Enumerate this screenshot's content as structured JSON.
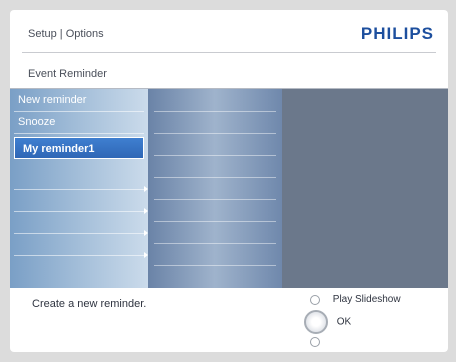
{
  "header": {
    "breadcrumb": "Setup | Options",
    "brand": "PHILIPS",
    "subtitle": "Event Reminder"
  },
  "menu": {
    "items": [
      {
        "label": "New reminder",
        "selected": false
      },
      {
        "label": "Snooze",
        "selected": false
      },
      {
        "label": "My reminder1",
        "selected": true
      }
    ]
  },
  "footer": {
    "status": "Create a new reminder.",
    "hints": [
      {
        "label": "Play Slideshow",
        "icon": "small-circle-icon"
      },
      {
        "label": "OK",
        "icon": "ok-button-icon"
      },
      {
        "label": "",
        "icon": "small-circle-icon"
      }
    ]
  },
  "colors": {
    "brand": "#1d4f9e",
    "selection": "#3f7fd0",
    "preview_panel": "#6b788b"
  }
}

==================================================

◆ **WHAT YOU WILL DO**:
Without including any pictures, print each record exactly.

◆ **THE ANSWER**:
Enumerate this screenshot's content as structured JSON.
{
  "header": {
    "breadcrumb": "Setup | Options",
    "brand": "PHILIPS",
    "subtitle": "Event Reminder"
  },
  "menu": {
    "items": [
      {
        "label": "New reminder",
        "selected": false
      },
      {
        "label": "Snooze",
        "selected": false
      },
      {
        "label": "My reminder1",
        "selected": true
      }
    ]
  },
  "footer": {
    "status": "Create a new reminder.",
    "hints": [
      {
        "label": "Play Slideshow",
        "icon": "small-circle-icon"
      },
      {
        "label": "OK",
        "icon": "ok-button-icon"
      },
      {
        "label": "",
        "icon": "small-circle-icon"
      }
    ]
  },
  "colors": {
    "brand": "#1d4f9e",
    "selection": "#3f7fd0",
    "preview_panel": "#6b788b"
  }
}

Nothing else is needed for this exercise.